**Exercise prompt:** Here are some records; copy every line that holds the word "Billion".

**Material supplied:**
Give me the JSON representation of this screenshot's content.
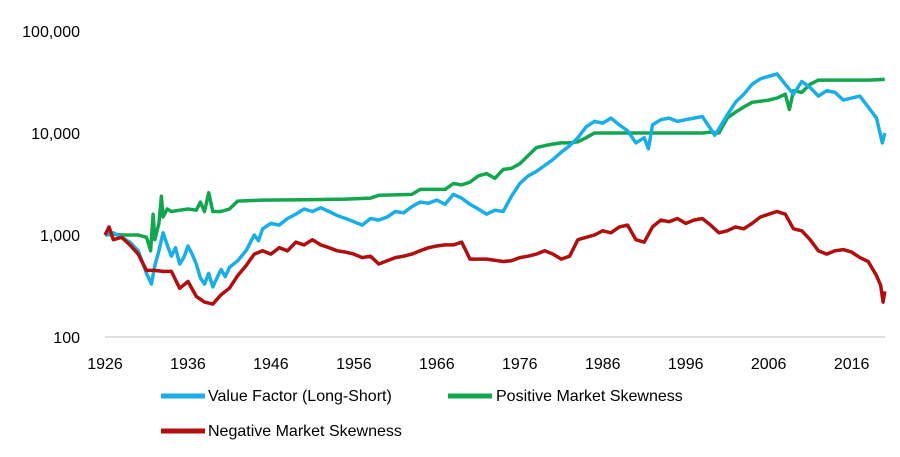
{
  "chart_data": {
    "type": "line",
    "title": "",
    "xlabel": "",
    "ylabel": "",
    "y_scale": "log",
    "ylim": [
      100,
      100000
    ],
    "xlim": [
      1926,
      2020
    ],
    "grid": false,
    "legend_position": "bottom",
    "x_ticks": [
      {
        "value": 1926,
        "label": "1926"
      },
      {
        "value": 1936,
        "label": "1936"
      },
      {
        "value": 1946,
        "label": "1946"
      },
      {
        "value": 1956,
        "label": "1956"
      },
      {
        "value": 1966,
        "label": "1966"
      },
      {
        "value": 1976,
        "label": "1976"
      },
      {
        "value": 1986,
        "label": "1986"
      },
      {
        "value": 1996,
        "label": "1996"
      },
      {
        "value": 2006,
        "label": "2006"
      },
      {
        "value": 2016,
        "label": "2016"
      }
    ],
    "y_ticks": [
      {
        "value": 100,
        "label": "100"
      },
      {
        "value": 1000,
        "label": "1,000"
      },
      {
        "value": 10000,
        "label": "10,000"
      },
      {
        "value": 100000,
        "label": "100,000"
      }
    ],
    "series": [
      {
        "name": "Value Factor (Long-Short)",
        "color": "#1aaee6",
        "points": [
          [
            1926,
            1000
          ],
          [
            1927,
            1050
          ],
          [
            1928,
            950
          ],
          [
            1929,
            850
          ],
          [
            1930,
            700
          ],
          [
            1931,
            420
          ],
          [
            1931.6,
            330
          ],
          [
            1932,
            500
          ],
          [
            1932.5,
            700
          ],
          [
            1933,
            1050
          ],
          [
            1933.5,
            800
          ],
          [
            1934,
            620
          ],
          [
            1934.5,
            750
          ],
          [
            1935,
            520
          ],
          [
            1935.5,
            600
          ],
          [
            1936,
            780
          ],
          [
            1936.5,
            650
          ],
          [
            1937,
            520
          ],
          [
            1937.5,
            380
          ],
          [
            1938,
            330
          ],
          [
            1938.5,
            420
          ],
          [
            1939,
            310
          ],
          [
            1939.5,
            380
          ],
          [
            1940,
            460
          ],
          [
            1940.5,
            390
          ],
          [
            1941,
            480
          ],
          [
            1942,
            560
          ],
          [
            1943,
            700
          ],
          [
            1944,
            1000
          ],
          [
            1944.5,
            880
          ],
          [
            1945,
            1150
          ],
          [
            1946,
            1300
          ],
          [
            1947,
            1250
          ],
          [
            1948,
            1450
          ],
          [
            1949,
            1600
          ],
          [
            1950,
            1800
          ],
          [
            1951,
            1700
          ],
          [
            1952,
            1850
          ],
          [
            1953,
            1700
          ],
          [
            1954,
            1550
          ],
          [
            1955,
            1450
          ],
          [
            1956,
            1350
          ],
          [
            1957,
            1250
          ],
          [
            1958,
            1450
          ],
          [
            1959,
            1400
          ],
          [
            1960,
            1500
          ],
          [
            1961,
            1700
          ],
          [
            1962,
            1650
          ],
          [
            1963,
            1900
          ],
          [
            1964,
            2100
          ],
          [
            1965,
            2050
          ],
          [
            1966,
            2200
          ],
          [
            1967,
            2000
          ],
          [
            1968,
            2500
          ],
          [
            1969,
            2300
          ],
          [
            1970,
            2000
          ],
          [
            1971,
            1800
          ],
          [
            1972,
            1600
          ],
          [
            1973,
            1750
          ],
          [
            1974,
            1700
          ],
          [
            1975,
            2400
          ],
          [
            1976,
            3200
          ],
          [
            1977,
            3800
          ],
          [
            1978,
            4200
          ],
          [
            1979,
            4800
          ],
          [
            1980,
            5500
          ],
          [
            1981,
            6500
          ],
          [
            1982,
            7500
          ],
          [
            1983,
            9000
          ],
          [
            1984,
            11500
          ],
          [
            1985,
            13000
          ],
          [
            1986,
            12500
          ],
          [
            1987,
            14000
          ],
          [
            1988,
            12000
          ],
          [
            1989,
            10500
          ],
          [
            1990,
            8000
          ],
          [
            1991,
            9000
          ],
          [
            1991.5,
            7000
          ],
          [
            1992,
            12000
          ],
          [
            1993,
            13500
          ],
          [
            1994,
            14000
          ],
          [
            1995,
            13000
          ],
          [
            1996,
            13500
          ],
          [
            1997,
            14000
          ],
          [
            1998,
            14500
          ],
          [
            1999,
            11000
          ],
          [
            1999.5,
            9500
          ],
          [
            2000,
            11000
          ],
          [
            2001,
            15000
          ],
          [
            2002,
            20000
          ],
          [
            2003,
            24000
          ],
          [
            2004,
            30000
          ],
          [
            2005,
            34000
          ],
          [
            2006,
            36000
          ],
          [
            2007,
            38000
          ],
          [
            2008,
            30000
          ],
          [
            2009,
            24000
          ],
          [
            2010,
            32000
          ],
          [
            2011,
            28000
          ],
          [
            2012,
            23000
          ],
          [
            2013,
            26000
          ],
          [
            2014,
            25000
          ],
          [
            2015,
            21000
          ],
          [
            2016,
            22000
          ],
          [
            2017,
            23000
          ],
          [
            2018,
            18000
          ],
          [
            2019,
            14000
          ],
          [
            2019.7,
            8000
          ],
          [
            2020,
            10000
          ]
        ]
      },
      {
        "name": "Positive Market Skewness",
        "color": "#12a64e",
        "points": [
          [
            1926,
            1000
          ],
          [
            1927,
            1020
          ],
          [
            1928,
            1000
          ],
          [
            1929,
            1000
          ],
          [
            1930,
            1000
          ],
          [
            1931,
            950
          ],
          [
            1931.5,
            700
          ],
          [
            1931.8,
            1600
          ],
          [
            1932,
            900
          ],
          [
            1932.5,
            1300
          ],
          [
            1932.8,
            2400
          ],
          [
            1933,
            1500
          ],
          [
            1933.5,
            1800
          ],
          [
            1934,
            1700
          ],
          [
            1935,
            1750
          ],
          [
            1936,
            1800
          ],
          [
            1937,
            1750
          ],
          [
            1937.5,
            2100
          ],
          [
            1938,
            1700
          ],
          [
            1938.5,
            2600
          ],
          [
            1939,
            1700
          ],
          [
            1940,
            1700
          ],
          [
            1941,
            1800
          ],
          [
            1942,
            2150
          ],
          [
            1945,
            2200
          ],
          [
            1950,
            2220
          ],
          [
            1955,
            2250
          ],
          [
            1958,
            2300
          ],
          [
            1959,
            2450
          ],
          [
            1963,
            2500
          ],
          [
            1964,
            2800
          ],
          [
            1967,
            2800
          ],
          [
            1968,
            3200
          ],
          [
            1969,
            3100
          ],
          [
            1970,
            3300
          ],
          [
            1971,
            3800
          ],
          [
            1972,
            4000
          ],
          [
            1973,
            3600
          ],
          [
            1974,
            4400
          ],
          [
            1975,
            4500
          ],
          [
            1976,
            5000
          ],
          [
            1977,
            6000
          ],
          [
            1978,
            7200
          ],
          [
            1979,
            7500
          ],
          [
            1980,
            7800
          ],
          [
            1981,
            8000
          ],
          [
            1982,
            8000
          ],
          [
            1983,
            8200
          ],
          [
            1984,
            9000
          ],
          [
            1985,
            10000
          ],
          [
            1990,
            10000
          ],
          [
            1995,
            10000
          ],
          [
            1998,
            10000
          ],
          [
            1999,
            10200
          ],
          [
            2000,
            10000
          ],
          [
            2001,
            14000
          ],
          [
            2002,
            16000
          ],
          [
            2003,
            18000
          ],
          [
            2004,
            20000
          ],
          [
            2006,
            21000
          ],
          [
            2007,
            22000
          ],
          [
            2008,
            24000
          ],
          [
            2008.5,
            17000
          ],
          [
            2009,
            26000
          ],
          [
            2010,
            25000
          ],
          [
            2011,
            30000
          ],
          [
            2012,
            33000
          ],
          [
            2015,
            33000
          ],
          [
            2018,
            33000
          ],
          [
            2020,
            33500
          ]
        ]
      },
      {
        "name": "Negative Market Skewness",
        "color": "#b00f0f",
        "points": [
          [
            1926,
            1000
          ],
          [
            1926.5,
            1200
          ],
          [
            1927,
            900
          ],
          [
            1928,
            950
          ],
          [
            1929,
            800
          ],
          [
            1930,
            650
          ],
          [
            1931,
            450
          ],
          [
            1932,
            450
          ],
          [
            1933,
            440
          ],
          [
            1934,
            440
          ],
          [
            1935,
            300
          ],
          [
            1936,
            350
          ],
          [
            1937,
            250
          ],
          [
            1938,
            220
          ],
          [
            1939,
            210
          ],
          [
            1940,
            260
          ],
          [
            1941,
            300
          ],
          [
            1942,
            400
          ],
          [
            1943,
            500
          ],
          [
            1944,
            650
          ],
          [
            1945,
            700
          ],
          [
            1946,
            650
          ],
          [
            1947,
            750
          ],
          [
            1948,
            700
          ],
          [
            1949,
            850
          ],
          [
            1950,
            800
          ],
          [
            1951,
            900
          ],
          [
            1952,
            800
          ],
          [
            1953,
            750
          ],
          [
            1954,
            700
          ],
          [
            1955,
            680
          ],
          [
            1956,
            650
          ],
          [
            1957,
            600
          ],
          [
            1958,
            620
          ],
          [
            1959,
            520
          ],
          [
            1960,
            560
          ],
          [
            1961,
            600
          ],
          [
            1962,
            620
          ],
          [
            1963,
            650
          ],
          [
            1964,
            700
          ],
          [
            1965,
            750
          ],
          [
            1966,
            780
          ],
          [
            1967,
            800
          ],
          [
            1968,
            800
          ],
          [
            1969,
            850
          ],
          [
            1970,
            580
          ],
          [
            1972,
            580
          ],
          [
            1974,
            550
          ],
          [
            1975,
            560
          ],
          [
            1976,
            600
          ],
          [
            1977,
            620
          ],
          [
            1978,
            650
          ],
          [
            1979,
            700
          ],
          [
            1980,
            650
          ],
          [
            1981,
            580
          ],
          [
            1982,
            620
          ],
          [
            1983,
            900
          ],
          [
            1984,
            950
          ],
          [
            1985,
            1000
          ],
          [
            1986,
            1100
          ],
          [
            1987,
            1050
          ],
          [
            1988,
            1200
          ],
          [
            1989,
            1250
          ],
          [
            1990,
            900
          ],
          [
            1991,
            850
          ],
          [
            1992,
            1200
          ],
          [
            1993,
            1400
          ],
          [
            1994,
            1350
          ],
          [
            1995,
            1450
          ],
          [
            1996,
            1300
          ],
          [
            1997,
            1400
          ],
          [
            1998,
            1450
          ],
          [
            1999,
            1250
          ],
          [
            2000,
            1050
          ],
          [
            2001,
            1100
          ],
          [
            2002,
            1200
          ],
          [
            2003,
            1150
          ],
          [
            2004,
            1300
          ],
          [
            2005,
            1500
          ],
          [
            2006,
            1600
          ],
          [
            2007,
            1700
          ],
          [
            2008,
            1600
          ],
          [
            2009,
            1150
          ],
          [
            2010,
            1100
          ],
          [
            2011,
            900
          ],
          [
            2012,
            700
          ],
          [
            2013,
            650
          ],
          [
            2014,
            700
          ],
          [
            2015,
            720
          ],
          [
            2016,
            680
          ],
          [
            2017,
            600
          ],
          [
            2018,
            550
          ],
          [
            2019,
            400
          ],
          [
            2019.5,
            320
          ],
          [
            2019.8,
            220
          ],
          [
            2020,
            280
          ]
        ]
      }
    ]
  }
}
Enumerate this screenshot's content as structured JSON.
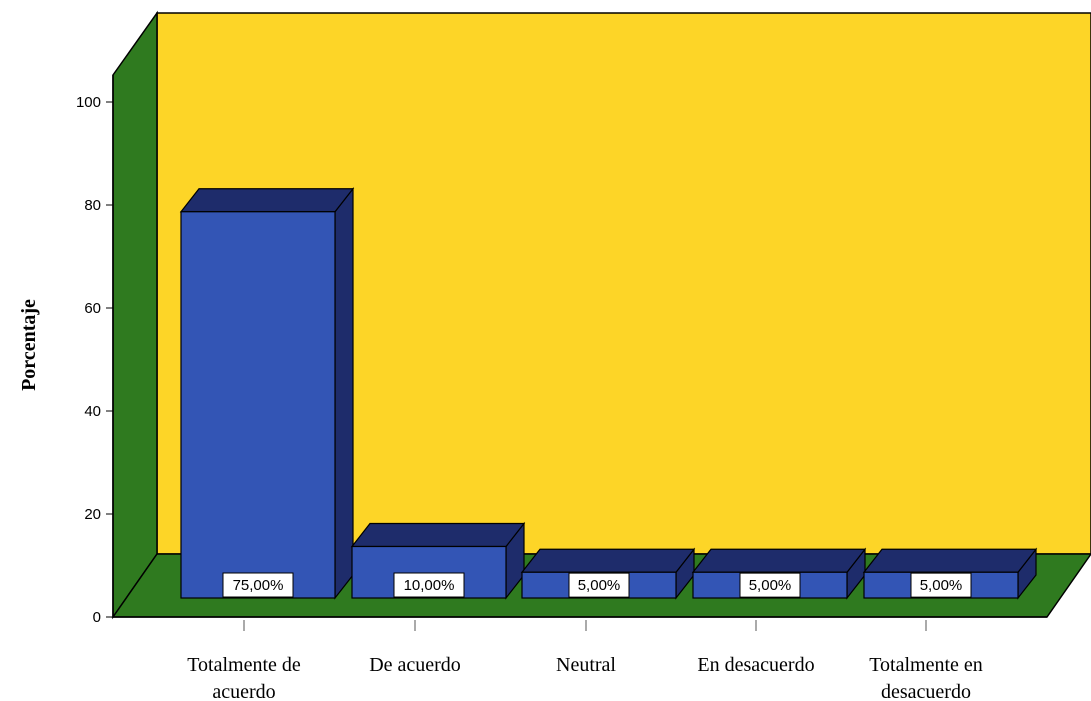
{
  "chart_data": {
    "type": "bar",
    "title": "",
    "xlabel": "",
    "ylabel": "Porcentaje",
    "ylim": [
      0,
      100
    ],
    "yticks": [
      0,
      20,
      40,
      60,
      80,
      100
    ],
    "categories": [
      [
        "Totalmente de",
        "acuerdo"
      ],
      [
        "De acuerdo"
      ],
      [
        "Neutral"
      ],
      [
        "En desacuerdo"
      ],
      [
        "Totalmente en",
        "desacuerdo"
      ]
    ],
    "values": [
      75,
      10,
      5,
      5,
      5
    ],
    "data_labels": [
      "75,00%",
      "10,00%",
      "5,00%",
      "5,00%",
      "5,00%"
    ],
    "grid": false,
    "legend": "none",
    "three_d": true
  },
  "colors": {
    "back_wall": "#FDD527",
    "side_floor": "#2F7A1F",
    "bar_front": "#3355B5",
    "bar_top": "#1E2C6B",
    "bar_side": "#1E2C6B"
  }
}
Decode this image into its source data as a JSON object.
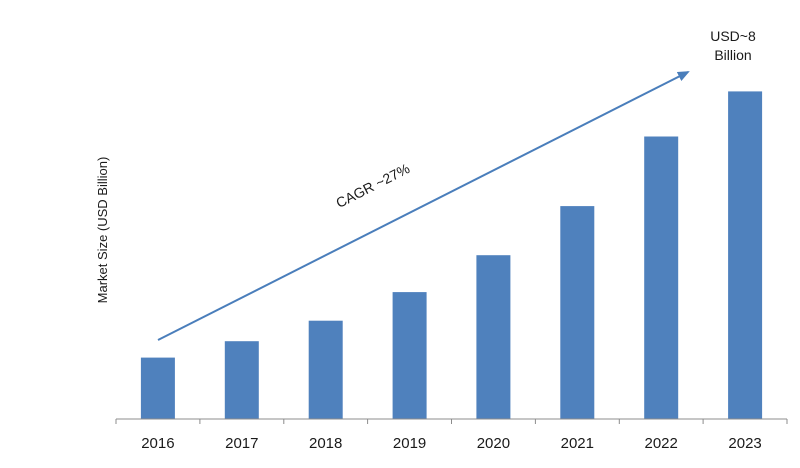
{
  "chart_data": {
    "type": "bar",
    "categories": [
      "2016",
      "2017",
      "2018",
      "2019",
      "2020",
      "2021",
      "2022",
      "2023"
    ],
    "values": [
      1.5,
      1.9,
      2.4,
      3.1,
      4.0,
      5.2,
      6.9,
      8.0
    ],
    "ylabel": "Market Size (USD Billion)",
    "xlabel": "",
    "ylim": [
      0,
      9.5
    ],
    "grid": false,
    "legend": "none",
    "bar_color": "#4f81bd",
    "arrow_color": "#4a7ebb",
    "annotations": {
      "cagr": "CAGR ~27%",
      "final_value_line1": "USD~8",
      "final_value_line2": "Billion"
    }
  }
}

**Solution:**
    "ylabel": "Market Size (USD Billion)",
      "final_value_line2": "Billion"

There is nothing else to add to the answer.